Nothing in the records may be left out or altered; reproduce them all exactly.

Records:
++++++++++
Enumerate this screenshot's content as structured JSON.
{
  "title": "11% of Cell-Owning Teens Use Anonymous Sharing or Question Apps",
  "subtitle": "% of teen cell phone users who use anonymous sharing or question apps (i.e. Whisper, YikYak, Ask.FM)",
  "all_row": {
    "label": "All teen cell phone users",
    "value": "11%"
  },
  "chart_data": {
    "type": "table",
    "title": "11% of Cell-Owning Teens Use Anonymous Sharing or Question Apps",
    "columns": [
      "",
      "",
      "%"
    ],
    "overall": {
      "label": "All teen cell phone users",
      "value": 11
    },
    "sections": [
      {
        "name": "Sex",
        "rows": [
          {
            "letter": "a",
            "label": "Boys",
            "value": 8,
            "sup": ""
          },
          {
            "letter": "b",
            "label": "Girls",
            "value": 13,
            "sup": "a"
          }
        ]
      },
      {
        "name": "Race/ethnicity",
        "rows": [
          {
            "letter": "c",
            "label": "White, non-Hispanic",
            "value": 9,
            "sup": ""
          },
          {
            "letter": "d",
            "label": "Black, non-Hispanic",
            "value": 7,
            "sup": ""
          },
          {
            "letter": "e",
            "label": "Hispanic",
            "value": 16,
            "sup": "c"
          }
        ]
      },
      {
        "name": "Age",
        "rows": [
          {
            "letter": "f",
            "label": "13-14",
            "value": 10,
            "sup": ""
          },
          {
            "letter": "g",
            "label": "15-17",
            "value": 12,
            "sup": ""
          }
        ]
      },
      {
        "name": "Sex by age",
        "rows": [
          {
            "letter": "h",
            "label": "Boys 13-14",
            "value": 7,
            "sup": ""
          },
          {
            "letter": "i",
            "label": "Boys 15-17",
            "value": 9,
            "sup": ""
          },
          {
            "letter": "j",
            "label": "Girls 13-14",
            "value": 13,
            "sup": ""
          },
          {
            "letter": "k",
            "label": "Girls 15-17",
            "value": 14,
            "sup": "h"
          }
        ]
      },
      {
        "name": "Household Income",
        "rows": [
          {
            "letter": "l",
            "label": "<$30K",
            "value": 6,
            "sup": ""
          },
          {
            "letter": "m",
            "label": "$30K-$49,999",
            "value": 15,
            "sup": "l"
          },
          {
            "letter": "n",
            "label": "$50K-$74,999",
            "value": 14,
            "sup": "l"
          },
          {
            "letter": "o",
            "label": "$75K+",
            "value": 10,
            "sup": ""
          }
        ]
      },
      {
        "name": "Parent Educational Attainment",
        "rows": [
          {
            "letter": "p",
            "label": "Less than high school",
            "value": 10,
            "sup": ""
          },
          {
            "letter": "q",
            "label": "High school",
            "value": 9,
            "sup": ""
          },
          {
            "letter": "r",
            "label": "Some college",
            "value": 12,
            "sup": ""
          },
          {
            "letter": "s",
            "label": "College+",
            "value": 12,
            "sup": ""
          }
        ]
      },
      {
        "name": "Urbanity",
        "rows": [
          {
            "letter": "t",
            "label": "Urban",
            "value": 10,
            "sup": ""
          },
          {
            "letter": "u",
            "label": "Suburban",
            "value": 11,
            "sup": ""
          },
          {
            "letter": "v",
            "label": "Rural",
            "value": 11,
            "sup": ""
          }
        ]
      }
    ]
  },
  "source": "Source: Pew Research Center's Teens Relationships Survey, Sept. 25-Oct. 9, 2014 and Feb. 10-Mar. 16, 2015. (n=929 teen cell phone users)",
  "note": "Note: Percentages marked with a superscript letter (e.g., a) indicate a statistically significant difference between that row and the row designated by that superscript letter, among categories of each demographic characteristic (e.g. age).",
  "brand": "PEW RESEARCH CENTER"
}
++++++++++
_Result:_
Enumerate this screenshot's content as structured JSON.
{
  "title": "11% of Cell-Owning Teens Use Anonymous Sharing or Question Apps",
  "subtitle": "% of teen cell phone users who use anonymous sharing or question apps (i.e. Whisper, YikYak, Ask.FM)",
  "all_row": {
    "label": "All teen cell phone users",
    "value": "11%"
  },
  "chart_data": {
    "type": "table",
    "title": "11% of Cell-Owning Teens Use Anonymous Sharing or Question Apps",
    "columns": [
      "",
      "",
      "%"
    ],
    "overall": {
      "label": "All teen cell phone users",
      "value": 11
    },
    "sections": [
      {
        "name": "Sex",
        "rows": [
          {
            "letter": "a",
            "label": "Boys",
            "value": 8,
            "sup": ""
          },
          {
            "letter": "b",
            "label": "Girls",
            "value": 13,
            "sup": "a"
          }
        ]
      },
      {
        "name": "Race/ethnicity",
        "rows": [
          {
            "letter": "c",
            "label": "White, non-Hispanic",
            "value": 9,
            "sup": ""
          },
          {
            "letter": "d",
            "label": "Black, non-Hispanic",
            "value": 7,
            "sup": ""
          },
          {
            "letter": "e",
            "label": "Hispanic",
            "value": 16,
            "sup": "c"
          }
        ]
      },
      {
        "name": "Age",
        "rows": [
          {
            "letter": "f",
            "label": "13-14",
            "value": 10,
            "sup": ""
          },
          {
            "letter": "g",
            "label": "15-17",
            "value": 12,
            "sup": ""
          }
        ]
      },
      {
        "name": "Sex by age",
        "rows": [
          {
            "letter": "h",
            "label": "Boys 13-14",
            "value": 7,
            "sup": ""
          },
          {
            "letter": "i",
            "label": "Boys 15-17",
            "value": 9,
            "sup": ""
          },
          {
            "letter": "j",
            "label": "Girls 13-14",
            "value": 13,
            "sup": ""
          },
          {
            "letter": "k",
            "label": "Girls 15-17",
            "value": 14,
            "sup": "h"
          }
        ]
      },
      {
        "name": "Household Income",
        "rows": [
          {
            "letter": "l",
            "label": "<$30K",
            "value": 6,
            "sup": ""
          },
          {
            "letter": "m",
            "label": "$30K-$49,999",
            "value": 15,
            "sup": "l"
          },
          {
            "letter": "n",
            "label": "$50K-$74,999",
            "value": 14,
            "sup": "l"
          },
          {
            "letter": "o",
            "label": "$75K+",
            "value": 10,
            "sup": ""
          }
        ]
      },
      {
        "name": "Parent Educational Attainment",
        "rows": [
          {
            "letter": "p",
            "label": "Less than high school",
            "value": 10,
            "sup": ""
          },
          {
            "letter": "q",
            "label": "High school",
            "value": 9,
            "sup": ""
          },
          {
            "letter": "r",
            "label": "Some college",
            "value": 12,
            "sup": ""
          },
          {
            "letter": "s",
            "label": "College+",
            "value": 12,
            "sup": ""
          }
        ]
      },
      {
        "name": "Urbanity",
        "rows": [
          {
            "letter": "t",
            "label": "Urban",
            "value": 10,
            "sup": ""
          },
          {
            "letter": "u",
            "label": "Suburban",
            "value": 11,
            "sup": ""
          },
          {
            "letter": "v",
            "label": "Rural",
            "value": 11,
            "sup": ""
          }
        ]
      }
    ]
  },
  "source": "Source: Pew Research Center's Teens Relationships Survey, Sept. 25-Oct. 9, 2014 and Feb. 10-Mar. 16, 2015. (n=929 teen cell phone users)",
  "note": "Note: Percentages marked with a superscript letter (e.g., a) indicate a statistically significant difference between that row and the row designated by that superscript letter, among categories of each demographic characteristic (e.g. age).",
  "brand": "PEW RESEARCH CENTER"
}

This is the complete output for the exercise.